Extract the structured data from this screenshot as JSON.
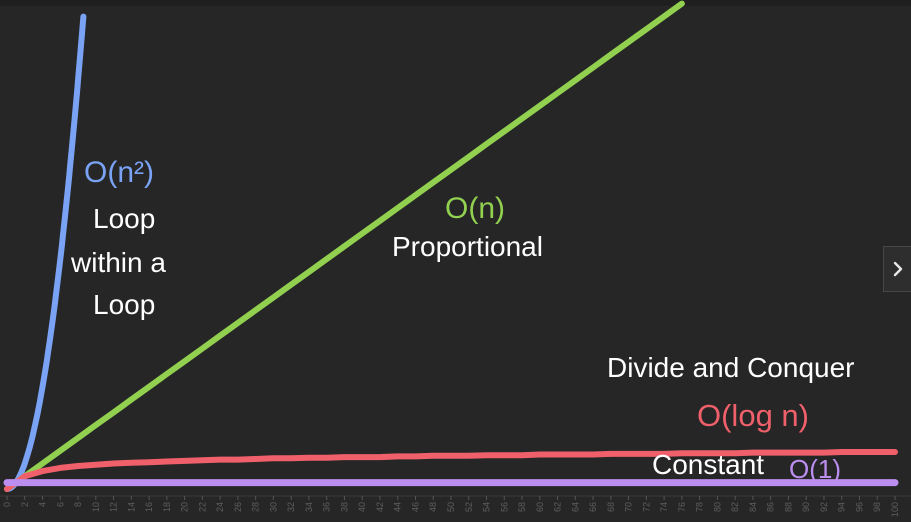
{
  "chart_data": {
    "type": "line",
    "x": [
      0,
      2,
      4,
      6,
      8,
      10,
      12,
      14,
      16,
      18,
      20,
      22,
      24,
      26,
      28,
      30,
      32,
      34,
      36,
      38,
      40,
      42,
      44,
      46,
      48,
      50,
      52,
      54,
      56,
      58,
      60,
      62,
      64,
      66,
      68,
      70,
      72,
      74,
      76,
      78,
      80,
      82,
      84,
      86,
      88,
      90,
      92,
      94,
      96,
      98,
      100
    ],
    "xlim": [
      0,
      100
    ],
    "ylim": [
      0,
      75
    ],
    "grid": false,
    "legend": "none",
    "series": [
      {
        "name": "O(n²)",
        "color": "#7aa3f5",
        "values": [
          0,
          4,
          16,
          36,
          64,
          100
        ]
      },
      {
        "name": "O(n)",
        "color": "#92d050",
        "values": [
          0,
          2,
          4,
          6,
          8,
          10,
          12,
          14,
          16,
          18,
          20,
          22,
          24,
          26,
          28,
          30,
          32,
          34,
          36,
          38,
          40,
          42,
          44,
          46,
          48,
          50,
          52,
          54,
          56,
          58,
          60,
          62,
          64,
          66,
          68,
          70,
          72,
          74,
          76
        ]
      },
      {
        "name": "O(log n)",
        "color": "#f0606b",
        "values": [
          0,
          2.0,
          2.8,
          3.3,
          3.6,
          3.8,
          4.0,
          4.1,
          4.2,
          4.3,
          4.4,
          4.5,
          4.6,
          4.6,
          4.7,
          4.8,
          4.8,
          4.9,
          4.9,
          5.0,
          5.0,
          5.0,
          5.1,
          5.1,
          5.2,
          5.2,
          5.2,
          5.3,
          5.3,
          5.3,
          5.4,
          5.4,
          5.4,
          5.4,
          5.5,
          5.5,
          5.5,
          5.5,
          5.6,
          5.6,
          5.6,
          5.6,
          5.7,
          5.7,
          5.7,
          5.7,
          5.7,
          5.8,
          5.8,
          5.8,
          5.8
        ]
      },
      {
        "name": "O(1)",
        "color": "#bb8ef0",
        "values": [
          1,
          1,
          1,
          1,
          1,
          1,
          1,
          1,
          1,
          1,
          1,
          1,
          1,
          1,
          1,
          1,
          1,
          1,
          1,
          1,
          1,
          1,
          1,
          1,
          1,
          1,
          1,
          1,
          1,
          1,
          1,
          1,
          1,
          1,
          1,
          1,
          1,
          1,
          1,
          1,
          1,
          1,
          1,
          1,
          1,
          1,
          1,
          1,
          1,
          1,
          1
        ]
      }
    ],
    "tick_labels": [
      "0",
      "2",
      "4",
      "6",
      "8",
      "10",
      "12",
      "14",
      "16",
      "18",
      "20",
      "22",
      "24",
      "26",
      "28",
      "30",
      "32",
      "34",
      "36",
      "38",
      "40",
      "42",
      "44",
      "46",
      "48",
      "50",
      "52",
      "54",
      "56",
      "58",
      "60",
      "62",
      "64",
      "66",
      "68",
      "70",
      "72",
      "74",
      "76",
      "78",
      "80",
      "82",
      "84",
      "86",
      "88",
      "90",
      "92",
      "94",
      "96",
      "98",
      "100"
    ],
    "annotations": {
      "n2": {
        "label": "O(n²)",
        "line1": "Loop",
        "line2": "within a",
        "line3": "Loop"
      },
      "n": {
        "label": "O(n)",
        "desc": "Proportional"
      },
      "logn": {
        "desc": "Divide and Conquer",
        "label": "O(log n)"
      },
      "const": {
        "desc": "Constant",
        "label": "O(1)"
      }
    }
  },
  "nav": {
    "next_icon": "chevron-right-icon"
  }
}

§ §

*EXERCISE OBJECTIVE:* Leave the pictures out and write out every entry exactly as given.

*IN RESPONSE:*
Extract the structured data from this screenshot as JSON.
{
  "chart_data": {
    "type": "line",
    "x": [
      0,
      2,
      4,
      6,
      8,
      10,
      12,
      14,
      16,
      18,
      20,
      22,
      24,
      26,
      28,
      30,
      32,
      34,
      36,
      38,
      40,
      42,
      44,
      46,
      48,
      50,
      52,
      54,
      56,
      58,
      60,
      62,
      64,
      66,
      68,
      70,
      72,
      74,
      76,
      78,
      80,
      82,
      84,
      86,
      88,
      90,
      92,
      94,
      96,
      98,
      100
    ],
    "xlim": [
      0,
      100
    ],
    "ylim": [
      0,
      75
    ],
    "grid": false,
    "legend": "none",
    "series": [
      {
        "name": "O(n²)",
        "color": "#7aa3f5",
        "values": [
          0,
          4,
          16,
          36,
          64,
          100
        ]
      },
      {
        "name": "O(n)",
        "color": "#92d050",
        "values": [
          0,
          2,
          4,
          6,
          8,
          10,
          12,
          14,
          16,
          18,
          20,
          22,
          24,
          26,
          28,
          30,
          32,
          34,
          36,
          38,
          40,
          42,
          44,
          46,
          48,
          50,
          52,
          54,
          56,
          58,
          60,
          62,
          64,
          66,
          68,
          70,
          72,
          74,
          76
        ]
      },
      {
        "name": "O(log n)",
        "color": "#f0606b",
        "values": [
          0,
          2.0,
          2.8,
          3.3,
          3.6,
          3.8,
          4.0,
          4.1,
          4.2,
          4.3,
          4.4,
          4.5,
          4.6,
          4.6,
          4.7,
          4.8,
          4.8,
          4.9,
          4.9,
          5.0,
          5.0,
          5.0,
          5.1,
          5.1,
          5.2,
          5.2,
          5.2,
          5.3,
          5.3,
          5.3,
          5.4,
          5.4,
          5.4,
          5.4,
          5.5,
          5.5,
          5.5,
          5.5,
          5.6,
          5.6,
          5.6,
          5.6,
          5.7,
          5.7,
          5.7,
          5.7,
          5.7,
          5.8,
          5.8,
          5.8,
          5.8
        ]
      },
      {
        "name": "O(1)",
        "color": "#bb8ef0",
        "values": [
          1,
          1,
          1,
          1,
          1,
          1,
          1,
          1,
          1,
          1,
          1,
          1,
          1,
          1,
          1,
          1,
          1,
          1,
          1,
          1,
          1,
          1,
          1,
          1,
          1,
          1,
          1,
          1,
          1,
          1,
          1,
          1,
          1,
          1,
          1,
          1,
          1,
          1,
          1,
          1,
          1,
          1,
          1,
          1,
          1,
          1,
          1,
          1,
          1,
          1,
          1
        ]
      }
    ],
    "tick_labels": [
      "0",
      "2",
      "4",
      "6",
      "8",
      "10",
      "12",
      "14",
      "16",
      "18",
      "20",
      "22",
      "24",
      "26",
      "28",
      "30",
      "32",
      "34",
      "36",
      "38",
      "40",
      "42",
      "44",
      "46",
      "48",
      "50",
      "52",
      "54",
      "56",
      "58",
      "60",
      "62",
      "64",
      "66",
      "68",
      "70",
      "72",
      "74",
      "76",
      "78",
      "80",
      "82",
      "84",
      "86",
      "88",
      "90",
      "92",
      "94",
      "96",
      "98",
      "100"
    ],
    "annotations": {
      "n2": {
        "label": "O(n²)",
        "line1": "Loop",
        "line2": "within a",
        "line3": "Loop"
      },
      "n": {
        "label": "O(n)",
        "desc": "Proportional"
      },
      "logn": {
        "desc": "Divide and Conquer",
        "label": "O(log n)"
      },
      "const": {
        "desc": "Constant",
        "label": "O(1)"
      }
    }
  },
  "nav": {
    "next_icon": "chevron-right-icon"
  }
}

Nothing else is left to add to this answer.